Copy out all the entries word for word.

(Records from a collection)
***
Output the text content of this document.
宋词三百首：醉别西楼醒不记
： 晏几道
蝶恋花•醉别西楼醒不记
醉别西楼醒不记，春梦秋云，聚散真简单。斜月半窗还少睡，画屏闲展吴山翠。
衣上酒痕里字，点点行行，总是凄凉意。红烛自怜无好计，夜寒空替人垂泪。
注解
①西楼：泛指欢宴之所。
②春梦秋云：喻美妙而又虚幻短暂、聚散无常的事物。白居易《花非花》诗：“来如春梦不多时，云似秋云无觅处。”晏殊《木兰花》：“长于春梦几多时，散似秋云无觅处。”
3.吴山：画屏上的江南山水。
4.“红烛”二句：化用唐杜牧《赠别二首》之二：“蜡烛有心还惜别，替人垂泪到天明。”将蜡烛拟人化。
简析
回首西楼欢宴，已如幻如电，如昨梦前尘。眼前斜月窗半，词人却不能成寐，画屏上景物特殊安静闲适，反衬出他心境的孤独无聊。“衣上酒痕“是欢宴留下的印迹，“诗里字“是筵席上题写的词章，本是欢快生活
***
Correct output >>
Output the text content of this document.
宋词三百首：醉别西楼醒不记
： 晏几道
蝶恋花•醉别西楼醒不记
醉别西楼醒不记，春梦秋云，聚散真简单。斜月半窗还少睡，画屏闲展吴山翠。
衣上酒痕里字，点点行行，总是凄凉意。红烛自怜无好计，夜寒空替人垂泪。
注解
①西楼：泛指欢宴之所。
②春梦秋云：喻美妙而又虚幻短暂、聚散无常的事物。白居易《花非花》诗：“来如春梦不多时，云似秋云无觅处。”晏殊《木兰花》：“长于春梦几多时，散似秋云无觅处。”
3.吴山：画屏上的江南山水。
4.“红烛”二句：化用唐杜牧《赠别二首》之二：“蜡烛有心还惜别，替人垂泪到天明。”将蜡烛拟人化。
简析
回首西楼欢宴，已如幻如电，如昨梦前尘。眼前斜月窗半，词人却不能成寐，画屏上景物特殊安静闲适，反衬出他心境的孤独无聊。“衣上酒痕“是欢宴留下的印迹，“诗里字“是筵席上题写的词章，本是欢快生活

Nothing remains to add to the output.